**Exercise brief:** Scan the entries below and count the lines holding the string "Velocity". Supply only the number.

**Figure collection entries:**
▽

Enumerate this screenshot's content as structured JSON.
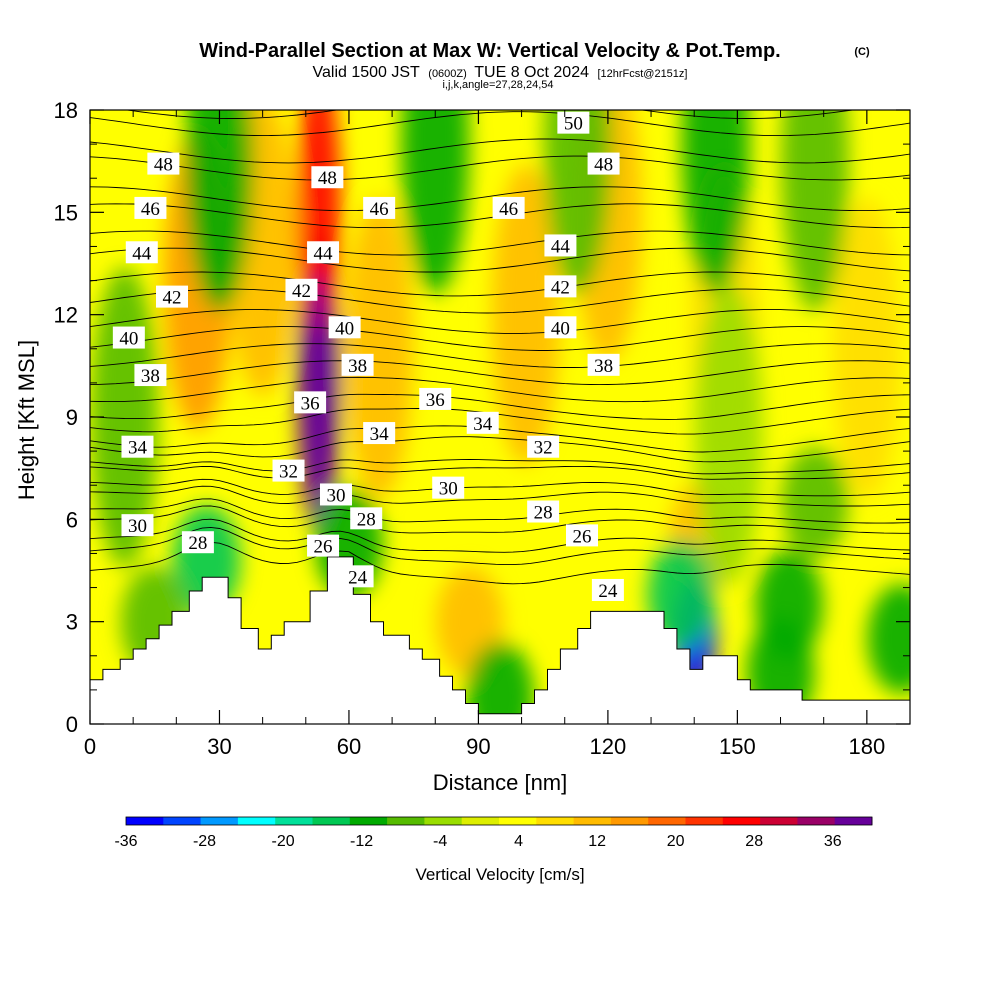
{
  "title": {
    "main": "Wind-Parallel Section at Max W: Vertical Velocity & Pot.Temp.",
    "copyright": "(C)",
    "valid_prefix": "Valid 1500 JST",
    "valid_utc": "(0600Z)",
    "valid_date": "TUE 8 Oct 2024",
    "forecast": "[12hrFcst@2151z]",
    "indices": "i,j,k,angle=27,28,24,54"
  },
  "chart_data": {
    "type": "heatmap",
    "xlabel": "Distance [nm]",
    "ylabel": "Height [Kft MSL]",
    "xlim": [
      0,
      190
    ],
    "ylim": [
      0,
      18
    ],
    "x_ticks": [
      0,
      30,
      60,
      90,
      120,
      150,
      180
    ],
    "x_tick_labels": [
      "0",
      "30",
      "60",
      "90",
      "120",
      "150",
      "180"
    ],
    "y_ticks": [
      0,
      3,
      6,
      9,
      12,
      15,
      18
    ],
    "y_tick_labels": [
      "0",
      "3",
      "6",
      "9",
      "12",
      "15",
      "18"
    ],
    "colorbar": {
      "title": "Vertical Velocity [cm/s]",
      "levels": [
        -36,
        -32,
        -28,
        -24,
        -20,
        -16,
        -12,
        -8,
        -4,
        0,
        4,
        8,
        12,
        16,
        20,
        24,
        28,
        32,
        36,
        40
      ],
      "tick_labels": [
        "-36",
        "-28",
        "-20",
        "-12",
        "-4",
        "4",
        "12",
        "20",
        "28",
        "36"
      ],
      "colors": [
        "#0000ff",
        "#0044ff",
        "#0099ff",
        "#00ffff",
        "#00e099",
        "#00c853",
        "#00aa00",
        "#55bb00",
        "#99dd00",
        "#ddee00",
        "#ffff00",
        "#ffdd00",
        "#ffbb00",
        "#ff9900",
        "#ff6600",
        "#ff3300",
        "#ff0000",
        "#cc0033",
        "#990066",
        "#660099"
      ]
    },
    "terrain": [
      [
        0,
        1.3
      ],
      [
        3,
        1.3
      ],
      [
        3,
        1.6
      ],
      [
        7,
        1.6
      ],
      [
        7,
        1.9
      ],
      [
        10,
        1.9
      ],
      [
        10,
        2.2
      ],
      [
        13,
        2.2
      ],
      [
        13,
        2.5
      ],
      [
        16,
        2.5
      ],
      [
        16,
        2.9
      ],
      [
        19,
        2.9
      ],
      [
        19,
        3.3
      ],
      [
        23,
        3.3
      ],
      [
        23,
        3.9
      ],
      [
        26,
        3.9
      ],
      [
        26,
        4.3
      ],
      [
        32,
        4.3
      ],
      [
        32,
        3.7
      ],
      [
        35,
        3.7
      ],
      [
        35,
        2.8
      ],
      [
        39,
        2.8
      ],
      [
        39,
        2.2
      ],
      [
        42,
        2.2
      ],
      [
        42,
        2.6
      ],
      [
        45,
        2.6
      ],
      [
        45,
        3.0
      ],
      [
        51,
        3.0
      ],
      [
        51,
        3.9
      ],
      [
        55,
        3.9
      ],
      [
        55,
        4.9
      ],
      [
        61,
        4.9
      ],
      [
        61,
        3.8
      ],
      [
        65,
        3.8
      ],
      [
        65,
        3.0
      ],
      [
        68,
        3.0
      ],
      [
        68,
        2.6
      ],
      [
        74,
        2.6
      ],
      [
        74,
        2.2
      ],
      [
        77,
        2.2
      ],
      [
        77,
        1.9
      ],
      [
        81,
        1.9
      ],
      [
        81,
        1.4
      ],
      [
        84,
        1.4
      ],
      [
        84,
        1.0
      ],
      [
        87,
        1.0
      ],
      [
        87,
        0.6
      ],
      [
        90,
        0.6
      ],
      [
        90,
        0.3
      ],
      [
        100,
        0.3
      ],
      [
        100,
        0.6
      ],
      [
        103,
        0.6
      ],
      [
        103,
        1.0
      ],
      [
        106,
        1.0
      ],
      [
        106,
        1.6
      ],
      [
        109,
        1.6
      ],
      [
        109,
        2.2
      ],
      [
        113,
        2.2
      ],
      [
        113,
        2.8
      ],
      [
        116,
        2.8
      ],
      [
        116,
        3.3
      ],
      [
        133,
        3.3
      ],
      [
        133,
        2.8
      ],
      [
        136,
        2.8
      ],
      [
        136,
        2.2
      ],
      [
        139,
        2.2
      ],
      [
        139,
        1.6
      ],
      [
        142,
        1.6
      ],
      [
        142,
        2.0
      ],
      [
        150,
        2.0
      ],
      [
        150,
        1.3
      ],
      [
        153,
        1.3
      ],
      [
        153,
        1.0
      ],
      [
        165,
        1.0
      ],
      [
        165,
        0.7
      ],
      [
        190,
        0.7
      ]
    ],
    "w_features": [
      {
        "x": 53,
        "z": 10,
        "value": 40
      },
      {
        "x": 53,
        "z": 15,
        "value": 30
      },
      {
        "x": 25,
        "z": 13,
        "value": 16
      },
      {
        "x": 40,
        "z": 14,
        "value": 14
      },
      {
        "x": 67,
        "z": 11,
        "value": 14
      },
      {
        "x": 101,
        "z": 12,
        "value": 14
      },
      {
        "x": 120,
        "z": 15,
        "value": 12
      },
      {
        "x": 147,
        "z": 12,
        "value": 10
      },
      {
        "x": 180,
        "z": 11,
        "value": 10
      },
      {
        "x": 142,
        "z": 5.5,
        "value": 12
      },
      {
        "x": 88,
        "z": 3.0,
        "value": 12
      },
      {
        "x": 30,
        "z": 16.5,
        "value": -12
      },
      {
        "x": 80,
        "z": 17,
        "value": -10
      },
      {
        "x": 113,
        "z": 17,
        "value": -8
      },
      {
        "x": 145,
        "z": 17,
        "value": -10
      },
      {
        "x": 168,
        "z": 16.5,
        "value": -6
      },
      {
        "x": 8,
        "z": 9,
        "value": -6
      },
      {
        "x": 140,
        "z": 2.6,
        "value": -34
      },
      {
        "x": 137,
        "z": 3.8,
        "value": -16
      },
      {
        "x": 27,
        "z": 4.8,
        "value": -14
      },
      {
        "x": 60,
        "z": 5.3,
        "value": -12
      },
      {
        "x": 95,
        "z": 0.8,
        "value": -12
      },
      {
        "x": 162,
        "z": 3.5,
        "value": -10
      },
      {
        "x": 160,
        "z": 1.5,
        "value": -10
      },
      {
        "x": 168,
        "z": 6.5,
        "value": -6
      },
      {
        "x": 188,
        "z": 2.5,
        "value": -10
      },
      {
        "x": 15,
        "z": 3.0,
        "value": -8
      },
      {
        "x": 148,
        "z": 8.5,
        "value": -4
      }
    ],
    "contours": [
      {
        "level": 24,
        "anchor_z": 4.5
      },
      {
        "level": 26,
        "anchor_z": 5.3
      },
      {
        "level": 28,
        "anchor_z": 6.1
      },
      {
        "level": 30,
        "anchor_z": 6.9
      },
      {
        "level": 32,
        "anchor_z": 7.6
      },
      {
        "level": 34,
        "anchor_z": 8.4
      },
      {
        "level": 36,
        "anchor_z": 9.3
      },
      {
        "level": 38,
        "anchor_z": 10.3
      },
      {
        "level": 40,
        "anchor_z": 11.3
      },
      {
        "level": 42,
        "anchor_z": 12.4
      },
      {
        "level": 44,
        "anchor_z": 13.6
      },
      {
        "level": 46,
        "anchor_z": 14.9
      },
      {
        "level": 48,
        "anchor_z": 16.3
      },
      {
        "level": 50,
        "anchor_z": 17.6
      }
    ],
    "contour_labels": [
      {
        "text": "48",
        "x": 17,
        "z": 16.4
      },
      {
        "text": "46",
        "x": 14,
        "z": 15.1
      },
      {
        "text": "44",
        "x": 12,
        "z": 13.8
      },
      {
        "text": "42",
        "x": 19,
        "z": 12.5
      },
      {
        "text": "40",
        "x": 9,
        "z": 11.3
      },
      {
        "text": "38",
        "x": 14,
        "z": 10.2
      },
      {
        "text": "34",
        "x": 11,
        "z": 8.1
      },
      {
        "text": "30",
        "x": 11,
        "z": 5.8
      },
      {
        "text": "28",
        "x": 25,
        "z": 5.3
      },
      {
        "text": "32",
        "x": 46,
        "z": 7.4
      },
      {
        "text": "36",
        "x": 51,
        "z": 9.4
      },
      {
        "text": "42",
        "x": 49,
        "z": 12.7
      },
      {
        "text": "44",
        "x": 54,
        "z": 13.8
      },
      {
        "text": "48",
        "x": 55,
        "z": 16.0
      },
      {
        "text": "30",
        "x": 57,
        "z": 6.7
      },
      {
        "text": "26",
        "x": 54,
        "z": 5.2
      },
      {
        "text": "24",
        "x": 62,
        "z": 4.3
      },
      {
        "text": "28",
        "x": 64,
        "z": 6.0
      },
      {
        "text": "40",
        "x": 59,
        "z": 11.6
      },
      {
        "text": "38",
        "x": 62,
        "z": 10.5
      },
      {
        "text": "34",
        "x": 67,
        "z": 8.5
      },
      {
        "text": "46",
        "x": 67,
        "z": 15.1
      },
      {
        "text": "36",
        "x": 80,
        "z": 9.5
      },
      {
        "text": "30",
        "x": 83,
        "z": 6.9
      },
      {
        "text": "34",
        "x": 91,
        "z": 8.8
      },
      {
        "text": "46",
        "x": 97,
        "z": 15.1
      },
      {
        "text": "32",
        "x": 105,
        "z": 8.1
      },
      {
        "text": "28",
        "x": 105,
        "z": 6.2
      },
      {
        "text": "26",
        "x": 114,
        "z": 5.5
      },
      {
        "text": "24",
        "x": 120,
        "z": 3.9
      },
      {
        "text": "44",
        "x": 109,
        "z": 14.0
      },
      {
        "text": "42",
        "x": 109,
        "z": 12.8
      },
      {
        "text": "40",
        "x": 109,
        "z": 11.6
      },
      {
        "text": "50",
        "x": 112,
        "z": 17.6
      },
      {
        "text": "48",
        "x": 119,
        "z": 16.4
      },
      {
        "text": "38",
        "x": 119,
        "z": 10.5
      }
    ]
  }
}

△

**Answer to the task:** 2